Your goal | Find the word "speech" in the data. Return every line where it appears.

Records provided |

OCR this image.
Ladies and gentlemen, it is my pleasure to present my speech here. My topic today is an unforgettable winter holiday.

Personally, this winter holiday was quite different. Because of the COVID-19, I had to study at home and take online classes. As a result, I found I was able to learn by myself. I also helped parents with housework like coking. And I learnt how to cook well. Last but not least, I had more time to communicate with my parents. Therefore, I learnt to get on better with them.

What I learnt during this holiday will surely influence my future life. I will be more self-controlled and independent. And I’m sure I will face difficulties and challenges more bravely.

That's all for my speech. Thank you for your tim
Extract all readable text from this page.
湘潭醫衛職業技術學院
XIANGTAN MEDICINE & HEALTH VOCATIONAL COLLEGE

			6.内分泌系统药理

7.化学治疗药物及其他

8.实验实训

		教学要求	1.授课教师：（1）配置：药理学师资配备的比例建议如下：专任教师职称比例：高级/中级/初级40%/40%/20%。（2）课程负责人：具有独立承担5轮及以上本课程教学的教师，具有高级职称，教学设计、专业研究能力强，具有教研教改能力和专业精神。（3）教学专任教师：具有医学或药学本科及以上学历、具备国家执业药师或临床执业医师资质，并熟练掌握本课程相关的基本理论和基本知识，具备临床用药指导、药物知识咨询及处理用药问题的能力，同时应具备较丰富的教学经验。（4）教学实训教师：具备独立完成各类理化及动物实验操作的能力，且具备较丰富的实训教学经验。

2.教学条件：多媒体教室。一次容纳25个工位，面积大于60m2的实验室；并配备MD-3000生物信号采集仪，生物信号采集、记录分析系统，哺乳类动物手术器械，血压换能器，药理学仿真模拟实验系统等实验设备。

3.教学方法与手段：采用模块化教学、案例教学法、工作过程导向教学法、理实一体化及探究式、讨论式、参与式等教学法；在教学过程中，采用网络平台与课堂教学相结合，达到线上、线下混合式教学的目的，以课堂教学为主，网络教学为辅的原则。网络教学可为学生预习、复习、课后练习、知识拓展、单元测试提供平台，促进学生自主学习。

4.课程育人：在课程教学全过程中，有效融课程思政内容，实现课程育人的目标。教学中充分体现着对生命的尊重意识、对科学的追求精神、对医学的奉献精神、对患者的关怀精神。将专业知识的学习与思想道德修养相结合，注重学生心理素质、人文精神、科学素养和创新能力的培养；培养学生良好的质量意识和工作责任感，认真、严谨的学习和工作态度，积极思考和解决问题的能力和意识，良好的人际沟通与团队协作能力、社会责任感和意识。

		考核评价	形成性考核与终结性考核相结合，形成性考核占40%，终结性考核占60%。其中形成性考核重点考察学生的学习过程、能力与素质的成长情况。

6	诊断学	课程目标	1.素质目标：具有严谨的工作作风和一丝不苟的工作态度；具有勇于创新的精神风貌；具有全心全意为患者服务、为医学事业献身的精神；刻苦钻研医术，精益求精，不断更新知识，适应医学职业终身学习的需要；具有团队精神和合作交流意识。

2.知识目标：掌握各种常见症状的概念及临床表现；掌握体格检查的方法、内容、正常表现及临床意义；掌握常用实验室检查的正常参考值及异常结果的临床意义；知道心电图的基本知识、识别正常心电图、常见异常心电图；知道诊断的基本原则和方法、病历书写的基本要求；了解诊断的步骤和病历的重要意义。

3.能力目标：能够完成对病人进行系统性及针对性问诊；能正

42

Result for this exercise |
Ladies and gentlemen, it is my pleasure to present my speech here. My topic today is an unforgettable winter holiday.
That's all for my speech. Thank you for your tim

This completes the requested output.